Print each of the entries exactly, leaving nothing out.

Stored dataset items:
•••

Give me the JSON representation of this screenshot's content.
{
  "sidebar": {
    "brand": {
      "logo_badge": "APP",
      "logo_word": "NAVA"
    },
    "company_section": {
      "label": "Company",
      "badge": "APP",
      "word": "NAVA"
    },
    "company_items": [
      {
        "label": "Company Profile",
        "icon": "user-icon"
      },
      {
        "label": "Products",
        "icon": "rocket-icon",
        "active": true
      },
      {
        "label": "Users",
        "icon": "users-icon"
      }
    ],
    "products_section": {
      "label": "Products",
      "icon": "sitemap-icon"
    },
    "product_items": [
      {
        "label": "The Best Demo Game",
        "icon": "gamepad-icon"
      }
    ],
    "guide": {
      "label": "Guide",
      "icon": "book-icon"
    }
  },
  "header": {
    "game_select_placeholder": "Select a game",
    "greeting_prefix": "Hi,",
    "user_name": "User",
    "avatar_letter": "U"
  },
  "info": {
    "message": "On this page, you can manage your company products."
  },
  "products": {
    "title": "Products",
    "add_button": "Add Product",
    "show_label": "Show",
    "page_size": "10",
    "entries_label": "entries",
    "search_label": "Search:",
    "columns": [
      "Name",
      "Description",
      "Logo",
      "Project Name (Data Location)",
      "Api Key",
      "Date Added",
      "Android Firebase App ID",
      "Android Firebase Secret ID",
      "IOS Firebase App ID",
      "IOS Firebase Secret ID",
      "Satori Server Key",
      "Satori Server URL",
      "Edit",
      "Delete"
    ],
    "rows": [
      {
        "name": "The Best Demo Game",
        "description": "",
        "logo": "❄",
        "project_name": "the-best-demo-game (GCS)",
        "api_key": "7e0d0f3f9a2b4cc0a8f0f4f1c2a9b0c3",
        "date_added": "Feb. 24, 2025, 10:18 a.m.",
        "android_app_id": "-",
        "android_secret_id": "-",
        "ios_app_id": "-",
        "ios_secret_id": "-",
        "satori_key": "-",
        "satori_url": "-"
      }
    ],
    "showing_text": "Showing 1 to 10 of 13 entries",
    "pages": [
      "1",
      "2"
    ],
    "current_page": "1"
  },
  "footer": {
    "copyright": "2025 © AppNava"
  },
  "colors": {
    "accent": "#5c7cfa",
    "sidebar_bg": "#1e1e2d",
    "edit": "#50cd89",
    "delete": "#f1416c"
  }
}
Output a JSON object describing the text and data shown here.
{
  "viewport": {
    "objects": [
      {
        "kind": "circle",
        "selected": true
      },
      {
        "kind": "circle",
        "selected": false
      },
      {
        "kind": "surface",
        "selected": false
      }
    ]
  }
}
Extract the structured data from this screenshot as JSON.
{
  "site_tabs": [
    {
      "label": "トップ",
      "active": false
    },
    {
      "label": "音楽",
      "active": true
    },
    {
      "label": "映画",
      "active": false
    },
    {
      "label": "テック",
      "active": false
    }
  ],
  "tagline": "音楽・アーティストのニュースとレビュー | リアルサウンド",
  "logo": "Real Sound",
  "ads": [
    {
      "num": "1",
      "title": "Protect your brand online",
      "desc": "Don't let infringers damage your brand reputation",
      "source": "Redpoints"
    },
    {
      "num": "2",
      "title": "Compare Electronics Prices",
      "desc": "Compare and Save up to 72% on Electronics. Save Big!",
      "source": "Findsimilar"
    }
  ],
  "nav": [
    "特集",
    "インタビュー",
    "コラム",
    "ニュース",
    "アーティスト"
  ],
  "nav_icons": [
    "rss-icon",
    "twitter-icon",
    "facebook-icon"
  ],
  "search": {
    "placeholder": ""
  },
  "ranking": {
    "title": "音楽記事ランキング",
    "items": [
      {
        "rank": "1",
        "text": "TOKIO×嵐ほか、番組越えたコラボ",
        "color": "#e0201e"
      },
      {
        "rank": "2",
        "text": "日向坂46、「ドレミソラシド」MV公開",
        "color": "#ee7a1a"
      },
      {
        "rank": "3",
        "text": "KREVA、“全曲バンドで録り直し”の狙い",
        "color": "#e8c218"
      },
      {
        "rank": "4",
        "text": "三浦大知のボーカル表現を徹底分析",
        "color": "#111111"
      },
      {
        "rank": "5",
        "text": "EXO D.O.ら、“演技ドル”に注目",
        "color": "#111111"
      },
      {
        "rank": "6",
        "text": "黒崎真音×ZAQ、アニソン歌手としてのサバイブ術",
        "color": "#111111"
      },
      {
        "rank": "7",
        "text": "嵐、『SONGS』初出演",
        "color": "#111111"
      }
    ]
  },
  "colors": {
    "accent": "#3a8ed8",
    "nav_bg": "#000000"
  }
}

•••

WRITTEN REPLY —
Give me the JSON representation of this screenshot's content.
{
  "sidebar": {
    "brand": {
      "logo_badge": "APP",
      "logo_word": "NAVA"
    },
    "company_section": {
      "label": "Company",
      "badge": "APP",
      "word": "NAVA"
    },
    "company_items": [
      {
        "label": "Company Profile",
        "icon": "user-icon"
      },
      {
        "label": "Products",
        "icon": "rocket-icon",
        "active": true
      },
      {
        "label": "Users",
        "icon": "users-icon"
      }
    ],
    "products_section": {
      "label": "Products",
      "icon": "sitemap-icon"
    },
    "product_items": [
      {
        "label": "The Best Demo Game",
        "icon": "gamepad-icon"
      }
    ],
    "guide": {
      "label": "Guide",
      "icon": "book-icon"
    }
  },
  "header": {
    "game_select_placeholder": "Select a game",
    "greeting_prefix": "Hi,",
    "user_name": "User",
    "avatar_letter": "U"
  },
  "info": {
    "message": "On this page, you can manage your company products."
  },
  "products": {
    "title": "Products",
    "add_button": "Add Product",
    "show_label": "Show",
    "page_size": "10",
    "entries_label": "entries",
    "search_label": "Search:",
    "columns": [
      "Name",
      "Description",
      "Logo",
      "Project Name (Data Location)",
      "Api Key",
      "Date Added",
      "Android Firebase App ID",
      "Android Firebase Secret ID",
      "IOS Firebase App ID",
      "IOS Firebase Secret ID",
      "Satori Server Key",
      "Satori Server URL",
      "Edit",
      "Delete"
    ],
    "rows": [
      {
        "name": "The Best Demo Game",
        "description": "",
        "logo": "❄",
        "project_name": "the-best-demo-game (GCS)",
        "api_key": "7e0d0f3f9a2b4cc0a8f0f4f1c2a9b0c3",
        "date_added": "Feb. 24, 2025, 10:18 a.m.",
        "android_app_id": "-",
        "android_secret_id": "-",
        "ios_app_id": "-",
        "ios_secret_id": "-",
        "satori_key": "-",
        "satori_url": "-"
      }
    ],
    "showing_text": "Showing 1 to 10 of 13 entries",
    "pages": [
      "1",
      "2"
    ],
    "current_page": "1"
  },
  "footer": {
    "copyright": "2025 © AppNava"
  },
  "colors": {
    "accent": "#5c7cfa",
    "sidebar_bg": "#1e1e2d",
    "edit": "#50cd89",
    "delete": "#f1416c"
  }
}
Output a JSON object describing the text and data shown here.
{
  "viewport": {
    "objects": [
      {
        "kind": "circle",
        "selected": true
      },
      {
        "kind": "circle",
        "selected": false
      },
      {
        "kind": "surface",
        "selected": false
      }
    ]
  }
}
Extract the structured data from this screenshot as JSON.
{
  "site_tabs": [
    {
      "label": "トップ",
      "active": false
    },
    {
      "label": "音楽",
      "active": true
    },
    {
      "label": "映画",
      "active": false
    },
    {
      "label": "テック",
      "active": false
    }
  ],
  "tagline": "音楽・アーティストのニュースとレビュー | リアルサウンド",
  "logo": "Real Sound",
  "ads": [
    {
      "num": "1",
      "title": "Protect your brand online",
      "desc": "Don't let infringers damage your brand reputation",
      "source": "Redpoints"
    },
    {
      "num": "2",
      "title": "Compare Electronics Prices",
      "desc": "Compare and Save up to 72% on Electronics. Save Big!",
      "source": "Findsimilar"
    }
  ],
  "nav": [
    "特集",
    "インタビュー",
    "コラム",
    "ニュース",
    "アーティスト"
  ],
  "nav_icons": [
    "rss-icon",
    "twitter-icon",
    "facebook-icon"
  ],
  "search": {
    "placeholder": ""
  },
  "ranking": {
    "title": "音楽記事ランキング",
    "items": [
      {
        "rank": "1",
        "text": "TOKIO×嵐ほか、番組越えたコラボ",
        "color": "#e0201e"
      },
      {
        "rank": "2",
        "text": "日向坂46、「ドレミソラシド」MV公開",
        "color": "#ee7a1a"
      },
      {
        "rank": "3",
        "text": "KREVA、“全曲バンドで録り直し”の狙い",
        "color": "#e8c218"
      },
      {
        "rank": "4",
        "text": "三浦大知のボーカル表現を徹底分析",
        "color": "#111111"
      },
      {
        "rank": "5",
        "text": "EXO D.O.ら、“演技ドル”に注目",
        "color": "#111111"
      },
      {
        "rank": "6",
        "text": "黒崎真音×ZAQ、アニソン歌手としてのサバイブ術",
        "color": "#111111"
      },
      {
        "rank": "7",
        "text": "嵐、『SONGS』初出演",
        "color": "#111111"
      }
    ]
  },
  "colors": {
    "accent": "#3a8ed8",
    "nav_bg": "#000000"
  }
}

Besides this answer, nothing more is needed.